▶ [Problem]: Look for the string "this" in every line, and copy each line that has it.
---*---
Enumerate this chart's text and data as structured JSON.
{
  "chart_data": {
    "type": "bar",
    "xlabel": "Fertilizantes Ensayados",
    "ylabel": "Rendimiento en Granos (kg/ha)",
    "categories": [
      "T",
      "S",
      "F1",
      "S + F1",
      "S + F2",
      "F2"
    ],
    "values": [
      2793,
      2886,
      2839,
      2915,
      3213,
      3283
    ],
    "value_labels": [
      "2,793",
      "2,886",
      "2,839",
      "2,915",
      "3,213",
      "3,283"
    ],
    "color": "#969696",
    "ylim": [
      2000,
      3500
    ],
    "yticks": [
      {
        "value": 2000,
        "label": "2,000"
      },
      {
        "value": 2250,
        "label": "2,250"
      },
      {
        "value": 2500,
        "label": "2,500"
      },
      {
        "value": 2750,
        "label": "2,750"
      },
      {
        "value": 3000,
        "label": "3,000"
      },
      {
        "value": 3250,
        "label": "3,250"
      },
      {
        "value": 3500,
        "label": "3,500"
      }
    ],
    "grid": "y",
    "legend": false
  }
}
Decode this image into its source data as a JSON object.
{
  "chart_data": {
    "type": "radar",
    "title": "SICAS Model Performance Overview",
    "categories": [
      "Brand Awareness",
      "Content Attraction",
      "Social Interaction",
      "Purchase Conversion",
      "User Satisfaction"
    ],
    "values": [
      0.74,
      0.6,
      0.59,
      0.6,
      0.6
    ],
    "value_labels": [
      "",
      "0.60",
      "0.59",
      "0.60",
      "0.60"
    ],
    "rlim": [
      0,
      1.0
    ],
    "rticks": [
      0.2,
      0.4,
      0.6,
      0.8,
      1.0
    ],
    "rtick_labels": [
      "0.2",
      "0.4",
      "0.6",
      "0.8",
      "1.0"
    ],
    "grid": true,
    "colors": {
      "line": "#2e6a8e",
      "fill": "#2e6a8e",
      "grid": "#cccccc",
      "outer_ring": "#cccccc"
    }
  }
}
---*---
▶ [Answer to the exercise]:
Enumerate this chart's text and data as structured JSON.
Decode this image into its source data as a JSON object.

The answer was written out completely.